**TASK DESCRIPTION**
Review the listing and copy each line that holds the word "title".

# DATASET RECORDS start

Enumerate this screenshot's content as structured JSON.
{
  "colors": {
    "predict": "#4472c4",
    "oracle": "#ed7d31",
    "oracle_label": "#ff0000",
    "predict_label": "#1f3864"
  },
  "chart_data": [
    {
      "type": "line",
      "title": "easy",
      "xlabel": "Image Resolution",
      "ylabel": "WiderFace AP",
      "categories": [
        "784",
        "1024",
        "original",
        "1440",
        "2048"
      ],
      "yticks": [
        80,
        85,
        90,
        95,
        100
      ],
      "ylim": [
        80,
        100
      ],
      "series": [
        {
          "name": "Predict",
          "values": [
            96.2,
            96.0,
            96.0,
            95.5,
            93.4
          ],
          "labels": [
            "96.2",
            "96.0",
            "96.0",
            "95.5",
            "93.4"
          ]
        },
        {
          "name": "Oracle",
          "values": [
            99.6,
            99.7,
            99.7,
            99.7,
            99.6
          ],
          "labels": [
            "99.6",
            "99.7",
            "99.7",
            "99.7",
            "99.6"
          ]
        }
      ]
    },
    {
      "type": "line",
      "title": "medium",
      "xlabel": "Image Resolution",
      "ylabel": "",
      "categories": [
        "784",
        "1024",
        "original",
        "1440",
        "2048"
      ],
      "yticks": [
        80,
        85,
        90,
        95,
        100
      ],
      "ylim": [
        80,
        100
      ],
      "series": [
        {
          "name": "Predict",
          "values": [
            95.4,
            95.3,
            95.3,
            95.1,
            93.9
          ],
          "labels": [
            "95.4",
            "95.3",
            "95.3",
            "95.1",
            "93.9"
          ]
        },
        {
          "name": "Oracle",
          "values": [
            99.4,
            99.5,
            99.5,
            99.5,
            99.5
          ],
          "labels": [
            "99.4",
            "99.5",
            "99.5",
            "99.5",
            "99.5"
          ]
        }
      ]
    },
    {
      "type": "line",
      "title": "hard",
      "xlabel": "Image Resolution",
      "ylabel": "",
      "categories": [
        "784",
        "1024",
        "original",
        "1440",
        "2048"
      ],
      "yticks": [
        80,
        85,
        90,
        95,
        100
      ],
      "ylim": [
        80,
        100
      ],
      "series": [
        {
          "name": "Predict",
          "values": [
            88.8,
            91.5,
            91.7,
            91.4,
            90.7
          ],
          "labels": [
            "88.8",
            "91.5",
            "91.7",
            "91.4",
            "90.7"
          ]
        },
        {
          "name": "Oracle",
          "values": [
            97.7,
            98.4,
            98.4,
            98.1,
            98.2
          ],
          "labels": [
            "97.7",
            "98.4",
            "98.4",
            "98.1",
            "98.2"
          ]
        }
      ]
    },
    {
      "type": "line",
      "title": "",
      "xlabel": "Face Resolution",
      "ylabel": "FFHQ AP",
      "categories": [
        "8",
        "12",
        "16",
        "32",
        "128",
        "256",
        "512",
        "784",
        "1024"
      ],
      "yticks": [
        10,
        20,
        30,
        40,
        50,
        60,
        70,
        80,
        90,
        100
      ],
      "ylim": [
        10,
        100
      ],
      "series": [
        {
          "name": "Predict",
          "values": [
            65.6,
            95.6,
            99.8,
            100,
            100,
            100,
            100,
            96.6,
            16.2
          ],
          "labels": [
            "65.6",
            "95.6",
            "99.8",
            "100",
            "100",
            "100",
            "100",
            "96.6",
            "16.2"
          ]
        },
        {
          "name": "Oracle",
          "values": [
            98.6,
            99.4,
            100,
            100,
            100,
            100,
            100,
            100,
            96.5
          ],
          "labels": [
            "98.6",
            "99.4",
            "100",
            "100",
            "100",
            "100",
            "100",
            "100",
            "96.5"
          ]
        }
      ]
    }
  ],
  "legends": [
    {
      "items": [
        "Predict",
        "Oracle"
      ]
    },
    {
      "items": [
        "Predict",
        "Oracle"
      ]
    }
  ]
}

# DATASET RECORDS end
# DATASET RECORDS start

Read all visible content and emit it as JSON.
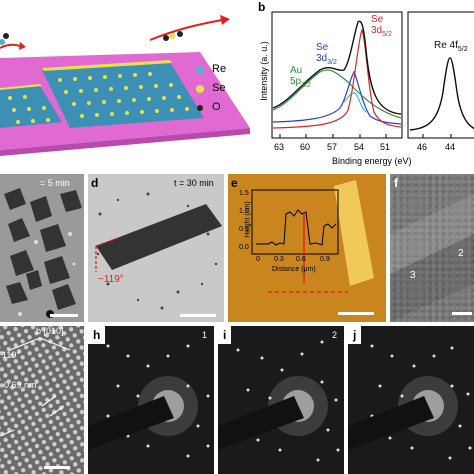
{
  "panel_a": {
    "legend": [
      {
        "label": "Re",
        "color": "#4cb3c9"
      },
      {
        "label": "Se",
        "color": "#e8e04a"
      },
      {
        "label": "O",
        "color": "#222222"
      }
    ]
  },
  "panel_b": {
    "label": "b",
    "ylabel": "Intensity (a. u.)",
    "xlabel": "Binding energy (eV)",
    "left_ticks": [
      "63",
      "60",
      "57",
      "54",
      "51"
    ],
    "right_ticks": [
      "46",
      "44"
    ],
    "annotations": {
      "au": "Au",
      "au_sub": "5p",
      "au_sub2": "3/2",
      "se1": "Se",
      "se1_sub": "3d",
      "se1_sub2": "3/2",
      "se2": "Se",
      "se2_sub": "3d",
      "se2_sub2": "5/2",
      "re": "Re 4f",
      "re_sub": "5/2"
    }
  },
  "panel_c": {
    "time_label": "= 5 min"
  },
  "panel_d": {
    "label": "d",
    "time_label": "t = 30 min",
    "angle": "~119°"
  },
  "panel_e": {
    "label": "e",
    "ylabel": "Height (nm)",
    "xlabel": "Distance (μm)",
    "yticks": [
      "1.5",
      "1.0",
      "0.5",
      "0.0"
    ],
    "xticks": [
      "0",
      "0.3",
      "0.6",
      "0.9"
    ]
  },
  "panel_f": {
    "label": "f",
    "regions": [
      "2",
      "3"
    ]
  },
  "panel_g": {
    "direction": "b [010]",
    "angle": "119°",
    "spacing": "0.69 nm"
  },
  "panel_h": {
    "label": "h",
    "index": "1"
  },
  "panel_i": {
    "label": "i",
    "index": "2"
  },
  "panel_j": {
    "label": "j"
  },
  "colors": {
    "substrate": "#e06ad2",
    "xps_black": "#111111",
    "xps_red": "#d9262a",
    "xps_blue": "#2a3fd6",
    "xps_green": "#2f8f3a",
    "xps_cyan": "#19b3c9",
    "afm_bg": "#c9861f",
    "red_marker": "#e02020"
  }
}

# DATASET RECORDS end

**EXERCISE OUTPUT**
      "title": "easy",
      "title": "medium",
      "title": "hard",
      "title": "",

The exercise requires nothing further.